Problem description: Repeat every entry word for word, but leave the images out of your copy.

-- begin Data to use --

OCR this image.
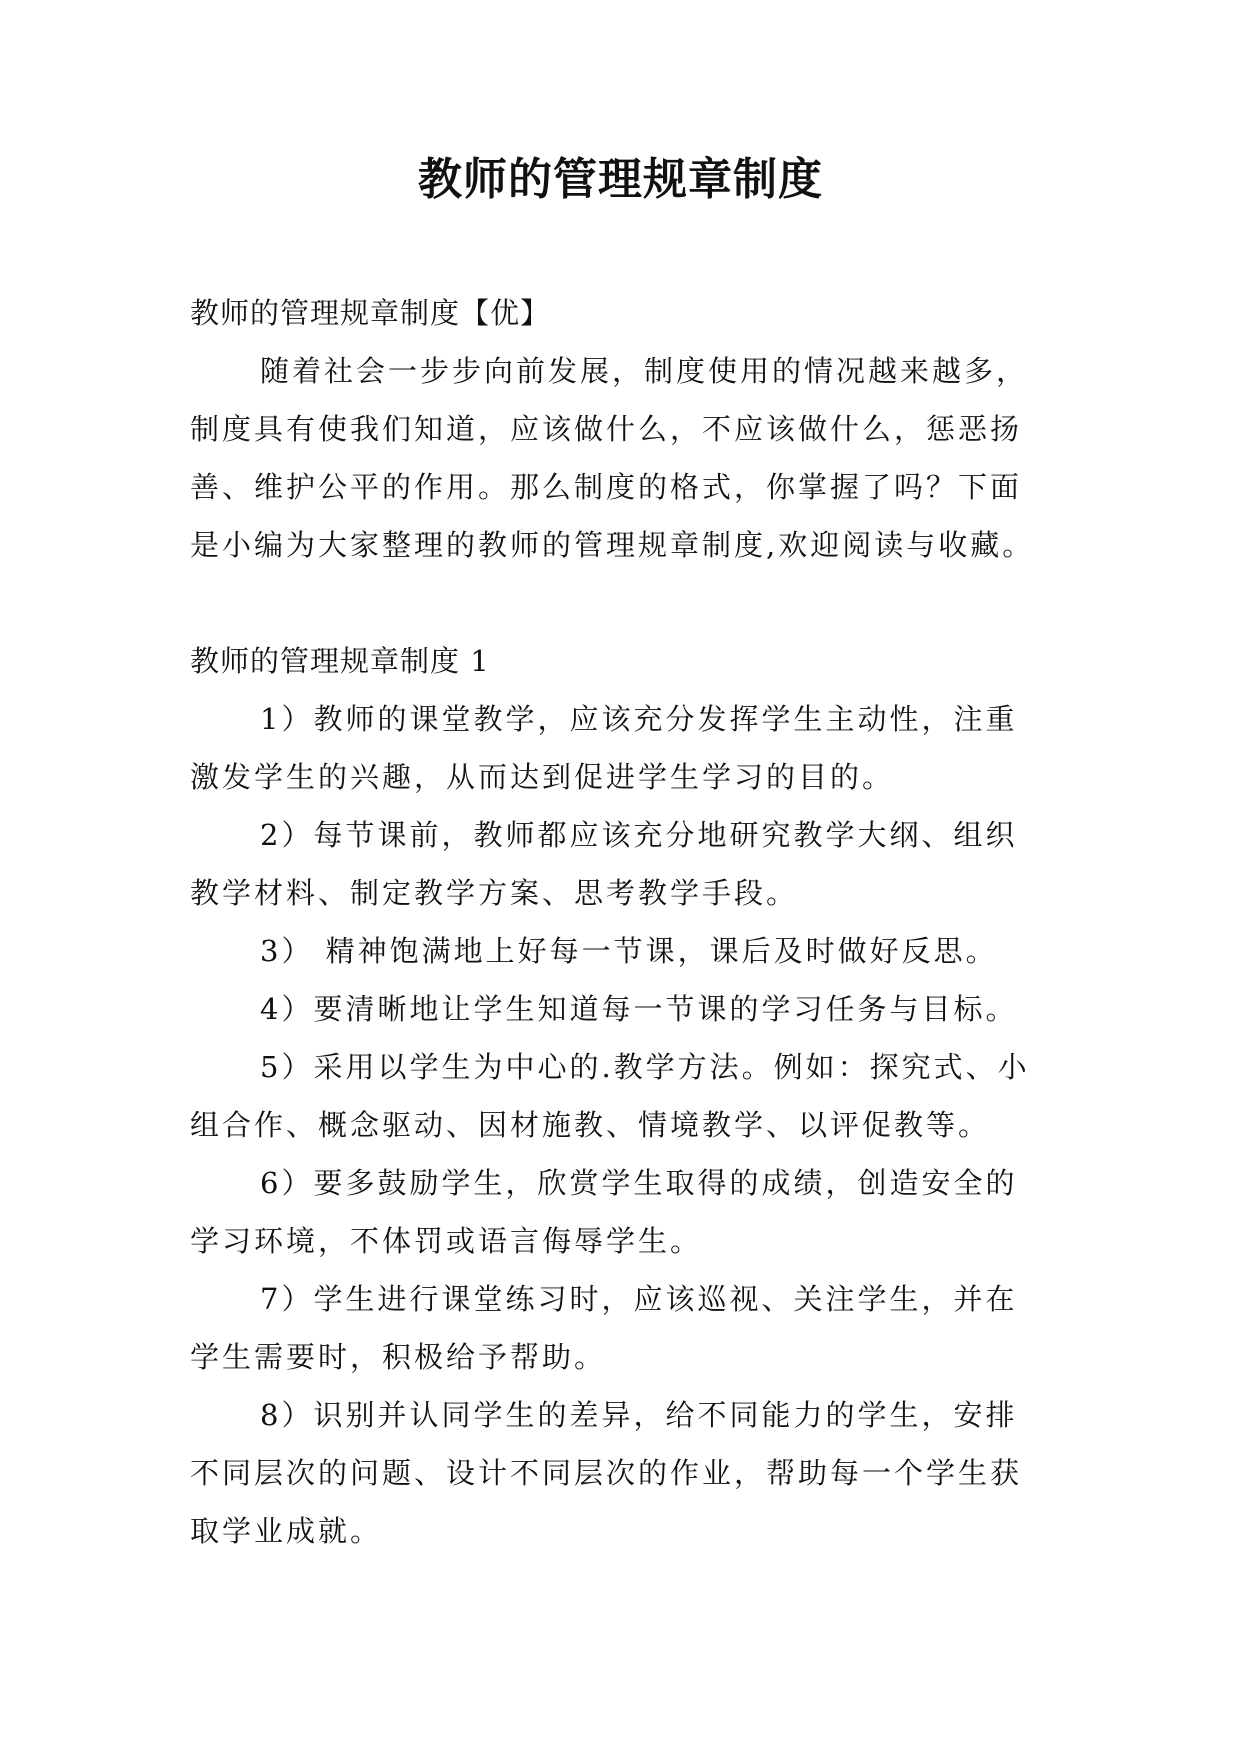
教师的管理规章制度

教师的管理规章制度【优】

随着社会一步步向前发展，制度使用的情况越来越多，

制度具有使我们知道，应该做什么，不应该做什么，惩恶扬

善、维护公平的作用。那么制度的格式，你掌握了吗？下面

是小编为大家整理的教师的管理规章制度,欢迎阅读与收藏。

教师的管理规章制度 1

1）教师的课堂教学，应该充分发挥学生主动性，注重

激发学生的兴趣，从而达到促进学生学习的目的。

2）每节课前，教师都应该充分地研究教学大纲、组织

教学材料、制定教学方案、思考教学手段。

3） 精神饱满地上好每一节课，课后及时做好反思。

4）要清晰地让学生知道每一节课的学习任务与目标。

5）采用以学生为中心的.教学方法。例如：探究式、小

组合作、概念驱动、因材施教、情境教学、以评促教等。

6）要多鼓励学生，欣赏学生取得的成绩，创造安全的

学习环境，不体罚或语言侮辱学生。

7）学生进行课堂练习时，应该巡视、关注学生，并在

学生需要时，积极给予帮助。

8）识别并认同学生的差异，给不同能力的学生，安排

不同层次的问题、设计不同层次的作业，帮助每一个学生获

取学业成就。
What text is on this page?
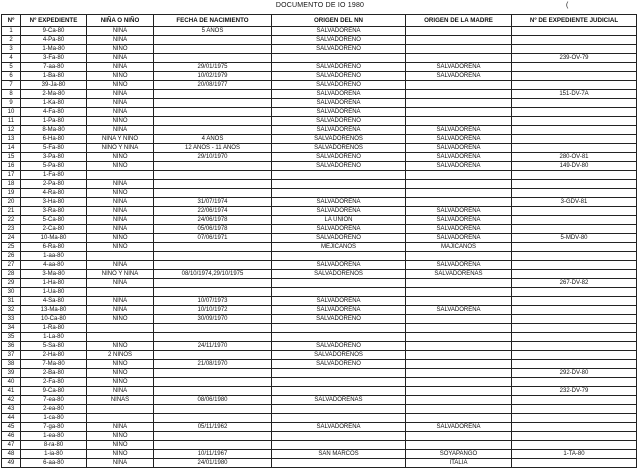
DOCUMENTO DE IO 1980	(
Nº	Nº EXPEDIENTE	NIÑA O NIÑO	FECHA DE NACIMIENTO	ORIGEN DEL NN	ORIGEN DE LA MADRE	Nº DE EXPEDIENTE JUDICIAL
1	9-Ca-80	NIÑA	5 AÑOS	SALVADOREÑA		
2	4-Pa-80	NIÑA		SALVADOREÑO		
3	1-Ma-80	NIÑO		SALVADOREÑO		
4	3-Fa-80	NIÑA				239-OV-79
5	7-aa-80	NIÑA	29/01/1975	SALVADOREÑO	SALVADOREÑA	
6	1-Ba-80	NIÑO	10/02/1979	SALVADOREÑO	SALVADOREÑA	
7	39-Ja-80	NIÑO	20/08/1977	SALVADOREÑO		
8	2-Ma-80	NIÑA		SALVADOREÑA		151-DV-7A
9	1-Ka-80	NIÑA		SALVADOREÑA		
10	4-Fa-80	NIÑA		SALVADOREÑA		
11	1-Pa-80	NIÑO		SALVADOREÑO		
12	8-Ma-80	NIÑA		SALVADOREÑA	SALVADOREÑA	
13	6-Ha-80	NIÑA Y NIÑO	4 AÑOS	SALVADOREÑOS	SALVADOREÑA	
14	5-Fa-80	NIÑO Y NIÑA	12 AÑOS - 11 AÑOS	SALVADOREÑOS	SALVADOREÑA	
15	3-Pa-80	NIÑO	29/10/1970	SALVADOREÑO	SALVADOREÑA	280-OV-81
16	5-Pa-80	NIÑO		SALVADOREÑO	SALVADOREÑA	149-DV-80
17	1-Fa-80					
18	2-Pa-80	NIÑA				
19	4-Ra-80	NIÑO				
20	3-Ha-80	NIÑA	31/07/1974	SALVADOREÑA		3-GDV-81
21	3-Ra-80	NIÑA	22/06/1974	SALVADOREÑA	SALVADOREÑA	
22	5-Ca-80	NIÑA	24/06/1978	LA UNION	SALVADOREÑA	
23	2-Ca-80	NIÑA	05/06/1978	SALVADOREÑA	SALVADOREÑA	
24	10-Ma-80	NIÑO	07/06/1971	SALVADOREÑO	SALVADOREÑA	5-MDV-80
25	6-Ra-80	NIÑO		MEJICANOS	MAJICANOS	
26	1-aa-80					
27	4-aa-80	NIÑA		SALVADOREÑA	SALVADOREÑA	
28	3-Ma-80	NIÑO Y NIÑA	08/10/1974,29/10/1975	SALVADOREÑOS	SALVADOREÑAS	
29	1-Ha-80	NIÑA				267-DV-82
30	1-Ua-80					
31	4-Sa-80	NIÑA	10/07/1973	SALVADOREÑA		
32	13-Ma-80	NIÑA	10/10/1972	SALVADOREÑA	SALVADOREÑA	
33	10-Ca-80	NIÑO	30/09/1970	SALVADOREÑO		
34	1-Ra-80					
35	1-La-80					
36	5-Sa-80	NIÑO	24/11/1970	SALVADOREÑO		
37	2-Ha-80	2 NIÑOS		SALVADOREÑOS		
38	7-Ma-80	NIÑO	21/08/1970	SALVADOREÑO		
39	2-Ba-80	NIÑO				292-DV-80
40	2-Fa-80	NIÑO				
41	9-Ca-80	NIÑA				232-DV-79
42	7-ea-80	NIÑAS	08/06/1980	SALVADOREÑAS		
43	2-ea-80					
44	1-ca-80					
45	7-ga-80	NIÑA	05/11/1962	SALVADOREÑA	SALVADOREÑA	
46	1-ea-80	NIÑO				
47	8-ra-80	NIÑO				
48	1-ia-80	NIÑO	10/11/1967	SAN MARCOS	SOYAPANGO	1-TA-80
49	6-aa-80	NIÑA	24/01/1980		ITALIA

-- end Data to use --

Response to the exercise:
OCR this image.
教师的管理规章制度

教师的管理规章制度【优】

随着社会一步步向前发展，制度使用的情况越来越多，

制度具有使我们知道，应该做什么，不应该做什么，惩恶扬

善、维护公平的作用。那么制度的格式，你掌握了吗？下面

是小编为大家整理的教师的管理规章制度,欢迎阅读与收藏。

教师的管理规章制度 1

1）教师的课堂教学，应该充分发挥学生主动性，注重

激发学生的兴趣，从而达到促进学生学习的目的。

2）每节课前，教师都应该充分地研究教学大纲、组织

教学材料、制定教学方案、思考教学手段。

3） 精神饱满地上好每一节课，课后及时做好反思。

4）要清晰地让学生知道每一节课的学习任务与目标。

5）采用以学生为中心的.教学方法。例如：探究式、小

组合作、概念驱动、因材施教、情境教学、以评促教等。

6）要多鼓励学生，欣赏学生取得的成绩，创造安全的

学习环境，不体罚或语言侮辱学生。

7）学生进行课堂练习时，应该巡视、关注学生，并在

学生需要时，积极给予帮助。

8）识别并认同学生的差异，给不同能力的学生，安排

不同层次的问题、设计不同层次的作业，帮助每一个学生获

取学业成就。
What text is on this page?
DOCUMENTO DE IO 1980	(
Nº	Nº EXPEDIENTE	NIÑA O NIÑO	FECHA DE NACIMIENTO	ORIGEN DEL NN	ORIGEN DE LA MADRE	Nº DE EXPEDIENTE JUDICIAL
1	9-Ca-80	NIÑA	5 AÑOS	SALVADOREÑA		
2	4-Pa-80	NIÑA		SALVADOREÑO		
3	1-Ma-80	NIÑO		SALVADOREÑO		
4	3-Fa-80	NIÑA				239-OV-79
5	7-aa-80	NIÑA	29/01/1975	SALVADOREÑO	SALVADOREÑA	
6	1-Ba-80	NIÑO	10/02/1979	SALVADOREÑO	SALVADOREÑA	
7	39-Ja-80	NIÑO	20/08/1977	SALVADOREÑO		
8	2-Ma-80	NIÑA		SALVADOREÑA		151-DV-7A
9	1-Ka-80	NIÑA		SALVADOREÑA		
10	4-Fa-80	NIÑA		SALVADOREÑA		
11	1-Pa-80	NIÑO		SALVADOREÑO		
12	8-Ma-80	NIÑA		SALVADOREÑA	SALVADOREÑA	
13	6-Ha-80	NIÑA Y NIÑO	4 AÑOS	SALVADOREÑOS	SALVADOREÑA	
14	5-Fa-80	NIÑO Y NIÑA	12 AÑOS - 11 AÑOS	SALVADOREÑOS	SALVADOREÑA	
15	3-Pa-80	NIÑO	29/10/1970	SALVADOREÑO	SALVADOREÑA	280-OV-81
16	5-Pa-80	NIÑO		SALVADOREÑO	SALVADOREÑA	149-DV-80
17	1-Fa-80					
18	2-Pa-80	NIÑA				
19	4-Ra-80	NIÑO				
20	3-Ha-80	NIÑA	31/07/1974	SALVADOREÑA		3-GDV-81
21	3-Ra-80	NIÑA	22/06/1974	SALVADOREÑA	SALVADOREÑA	
22	5-Ca-80	NIÑA	24/06/1978	LA UNION	SALVADOREÑA	
23	2-Ca-80	NIÑA	05/06/1978	SALVADOREÑA	SALVADOREÑA	
24	10-Ma-80	NIÑO	07/06/1971	SALVADOREÑO	SALVADOREÑA	5-MDV-80
25	6-Ra-80	NIÑO		MEJICANOS	MAJICANOS	
26	1-aa-80					
27	4-aa-80	NIÑA		SALVADOREÑA	SALVADOREÑA	
28	3-Ma-80	NIÑO Y NIÑA	08/10/1974,29/10/1975	SALVADOREÑOS	SALVADOREÑAS	
29	1-Ha-80	NIÑA				267-DV-82
30	1-Ua-80					
31	4-Sa-80	NIÑA	10/07/1973	SALVADOREÑA		
32	13-Ma-80	NIÑA	10/10/1972	SALVADOREÑA	SALVADOREÑA	
33	10-Ca-80	NIÑO	30/09/1970	SALVADOREÑO		
34	1-Ra-80					
35	1-La-80					
36	5-Sa-80	NIÑO	24/11/1970	SALVADOREÑO		
37	2-Ha-80	2 NIÑOS		SALVADOREÑOS		
38	7-Ma-80	NIÑO	21/08/1970	SALVADOREÑO		
39	2-Ba-80	NIÑO				292-DV-80
40	2-Fa-80	NIÑO				
41	9-Ca-80	NIÑA				232-DV-79
42	7-ea-80	NIÑAS	08/06/1980	SALVADOREÑAS		
43	2-ea-80					
44	1-ca-80					
45	7-ga-80	NIÑA	05/11/1962	SALVADOREÑA	SALVADOREÑA	
46	1-ea-80	NIÑO				
47	8-ra-80	NIÑO				
48	1-ia-80	NIÑO	10/11/1967	SAN MARCOS	SOYAPANGO	1-TA-80
49	6-aa-80	NIÑA	24/01/1980		ITALIA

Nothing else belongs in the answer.